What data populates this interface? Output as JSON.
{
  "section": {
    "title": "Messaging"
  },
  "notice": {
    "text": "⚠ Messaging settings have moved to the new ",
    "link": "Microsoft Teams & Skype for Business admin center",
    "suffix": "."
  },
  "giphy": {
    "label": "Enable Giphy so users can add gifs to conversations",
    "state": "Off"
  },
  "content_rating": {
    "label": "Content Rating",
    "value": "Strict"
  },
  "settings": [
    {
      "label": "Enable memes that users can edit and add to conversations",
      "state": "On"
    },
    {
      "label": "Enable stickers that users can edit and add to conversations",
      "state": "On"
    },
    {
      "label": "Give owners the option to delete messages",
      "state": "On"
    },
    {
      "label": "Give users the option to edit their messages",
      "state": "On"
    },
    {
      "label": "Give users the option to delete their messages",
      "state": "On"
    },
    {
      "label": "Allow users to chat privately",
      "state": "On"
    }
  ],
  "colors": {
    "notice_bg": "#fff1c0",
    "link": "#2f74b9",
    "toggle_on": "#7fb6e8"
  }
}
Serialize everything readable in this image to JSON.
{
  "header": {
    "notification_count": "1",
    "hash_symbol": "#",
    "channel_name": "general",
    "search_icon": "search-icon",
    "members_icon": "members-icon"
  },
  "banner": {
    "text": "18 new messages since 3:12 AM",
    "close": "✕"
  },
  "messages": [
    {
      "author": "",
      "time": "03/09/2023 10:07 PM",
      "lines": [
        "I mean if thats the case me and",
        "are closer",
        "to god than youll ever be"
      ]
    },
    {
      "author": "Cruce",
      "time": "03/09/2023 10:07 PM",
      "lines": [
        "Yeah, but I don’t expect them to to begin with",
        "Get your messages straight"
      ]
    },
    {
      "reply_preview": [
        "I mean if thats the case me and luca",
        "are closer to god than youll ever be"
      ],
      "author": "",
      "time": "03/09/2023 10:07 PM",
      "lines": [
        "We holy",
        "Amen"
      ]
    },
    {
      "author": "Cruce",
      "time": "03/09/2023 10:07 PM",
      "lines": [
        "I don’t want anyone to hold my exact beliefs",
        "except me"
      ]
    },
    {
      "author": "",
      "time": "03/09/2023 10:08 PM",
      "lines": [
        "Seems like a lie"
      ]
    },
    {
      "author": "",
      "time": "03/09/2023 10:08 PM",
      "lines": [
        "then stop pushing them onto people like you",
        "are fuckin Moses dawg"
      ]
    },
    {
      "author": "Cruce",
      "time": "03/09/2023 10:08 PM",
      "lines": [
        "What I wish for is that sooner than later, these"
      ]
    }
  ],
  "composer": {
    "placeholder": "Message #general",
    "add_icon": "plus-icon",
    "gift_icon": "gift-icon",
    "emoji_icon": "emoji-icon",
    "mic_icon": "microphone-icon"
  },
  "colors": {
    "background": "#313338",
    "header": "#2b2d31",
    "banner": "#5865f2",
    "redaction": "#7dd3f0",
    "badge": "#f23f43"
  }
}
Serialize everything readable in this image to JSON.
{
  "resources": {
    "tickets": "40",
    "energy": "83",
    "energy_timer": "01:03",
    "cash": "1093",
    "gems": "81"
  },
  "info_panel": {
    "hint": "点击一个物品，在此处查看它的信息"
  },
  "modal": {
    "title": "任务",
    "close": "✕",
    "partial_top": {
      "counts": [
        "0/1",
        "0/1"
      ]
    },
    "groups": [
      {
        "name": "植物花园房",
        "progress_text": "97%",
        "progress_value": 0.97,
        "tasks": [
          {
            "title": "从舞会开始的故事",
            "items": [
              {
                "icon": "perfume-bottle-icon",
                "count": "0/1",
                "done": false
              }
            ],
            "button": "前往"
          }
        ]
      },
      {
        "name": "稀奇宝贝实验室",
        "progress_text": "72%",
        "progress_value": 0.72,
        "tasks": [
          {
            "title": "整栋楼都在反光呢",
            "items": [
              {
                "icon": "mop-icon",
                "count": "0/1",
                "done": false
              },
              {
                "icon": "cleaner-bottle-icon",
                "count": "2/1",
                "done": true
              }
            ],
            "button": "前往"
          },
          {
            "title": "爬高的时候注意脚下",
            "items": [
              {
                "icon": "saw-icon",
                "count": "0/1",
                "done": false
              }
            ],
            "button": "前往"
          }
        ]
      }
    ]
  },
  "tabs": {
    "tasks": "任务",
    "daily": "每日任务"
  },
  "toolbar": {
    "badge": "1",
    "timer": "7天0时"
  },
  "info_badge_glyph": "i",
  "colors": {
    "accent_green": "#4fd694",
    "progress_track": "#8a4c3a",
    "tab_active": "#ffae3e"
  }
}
------------------------------
Please return the data above exactly as given.

RESPONSE FOR THIS EXERCISE:
What data populates this interface? Output as JSON.
{
  "section": {
    "title": "Messaging"
  },
  "notice": {
    "text": "⚠ Messaging settings have moved to the new ",
    "link": "Microsoft Teams & Skype for Business admin center",
    "suffix": "."
  },
  "giphy": {
    "label": "Enable Giphy so users can add gifs to conversations",
    "state": "Off"
  },
  "content_rating": {
    "label": "Content Rating",
    "value": "Strict"
  },
  "settings": [
    {
      "label": "Enable memes that users can edit and add to conversations",
      "state": "On"
    },
    {
      "label": "Enable stickers that users can edit and add to conversations",
      "state": "On"
    },
    {
      "label": "Give owners the option to delete messages",
      "state": "On"
    },
    {
      "label": "Give users the option to edit their messages",
      "state": "On"
    },
    {
      "label": "Give users the option to delete their messages",
      "state": "On"
    },
    {
      "label": "Allow users to chat privately",
      "state": "On"
    }
  ],
  "colors": {
    "notice_bg": "#fff1c0",
    "link": "#2f74b9",
    "toggle_on": "#7fb6e8"
  }
}
Serialize everything readable in this image to JSON.
{
  "header": {
    "notification_count": "1",
    "hash_symbol": "#",
    "channel_name": "general",
    "search_icon": "search-icon",
    "members_icon": "members-icon"
  },
  "banner": {
    "text": "18 new messages since 3:12 AM",
    "close": "✕"
  },
  "messages": [
    {
      "author": "",
      "time": "03/09/2023 10:07 PM",
      "lines": [
        "I mean if thats the case me and",
        "are closer",
        "to god than youll ever be"
      ]
    },
    {
      "author": "Cruce",
      "time": "03/09/2023 10:07 PM",
      "lines": [
        "Yeah, but I don’t expect them to to begin with",
        "Get your messages straight"
      ]
    },
    {
      "reply_preview": [
        "I mean if thats the case me and luca",
        "are closer to god than youll ever be"
      ],
      "author": "",
      "time": "03/09/2023 10:07 PM",
      "lines": [
        "We holy",
        "Amen"
      ]
    },
    {
      "author": "Cruce",
      "time": "03/09/2023 10:07 PM",
      "lines": [
        "I don’t want anyone to hold my exact beliefs",
        "except me"
      ]
    },
    {
      "author": "",
      "time": "03/09/2023 10:08 PM",
      "lines": [
        "Seems like a lie"
      ]
    },
    {
      "author": "",
      "time": "03/09/2023 10:08 PM",
      "lines": [
        "then stop pushing them onto people like you",
        "are fuckin Moses dawg"
      ]
    },
    {
      "author": "Cruce",
      "time": "03/09/2023 10:08 PM",
      "lines": [
        "What I wish for is that sooner than later, these"
      ]
    }
  ],
  "composer": {
    "placeholder": "Message #general",
    "add_icon": "plus-icon",
    "gift_icon": "gift-icon",
    "emoji_icon": "emoji-icon",
    "mic_icon": "microphone-icon"
  },
  "colors": {
    "background": "#313338",
    "header": "#2b2d31",
    "banner": "#5865f2",
    "redaction": "#7dd3f0",
    "badge": "#f23f43"
  }
}
Serialize everything readable in this image to JSON.
{
  "resources": {
    "tickets": "40",
    "energy": "83",
    "energy_timer": "01:03",
    "cash": "1093",
    "gems": "81"
  },
  "info_panel": {
    "hint": "点击一个物品，在此处查看它的信息"
  },
  "modal": {
    "title": "任务",
    "close": "✕",
    "partial_top": {
      "counts": [
        "0/1",
        "0/1"
      ]
    },
    "groups": [
      {
        "name": "植物花园房",
        "progress_text": "97%",
        "progress_value": 0.97,
        "tasks": [
          {
            "title": "从舞会开始的故事",
            "items": [
              {
                "icon": "perfume-bottle-icon",
                "count": "0/1",
                "done": false
              }
            ],
            "button": "前往"
          }
        ]
      },
      {
        "name": "稀奇宝贝实验室",
        "progress_text": "72%",
        "progress_value": 0.72,
        "tasks": [
          {
            "title": "整栋楼都在反光呢",
            "items": [
              {
                "icon": "mop-icon",
                "count": "0/1",
                "done": false
              },
              {
                "icon": "cleaner-bottle-icon",
                "count": "2/1",
                "done": true
              }
            ],
            "button": "前往"
          },
          {
            "title": "爬高的时候注意脚下",
            "items": [
              {
                "icon": "saw-icon",
                "count": "0/1",
                "done": false
              }
            ],
            "button": "前往"
          }
        ]
      }
    ]
  },
  "tabs": {
    "tasks": "任务",
    "daily": "每日任务"
  },
  "toolbar": {
    "badge": "1",
    "timer": "7天0时"
  },
  "info_badge_glyph": "i",
  "colors": {
    "accent_green": "#4fd694",
    "progress_track": "#8a4c3a",
    "tab_active": "#ffae3e"
  }
}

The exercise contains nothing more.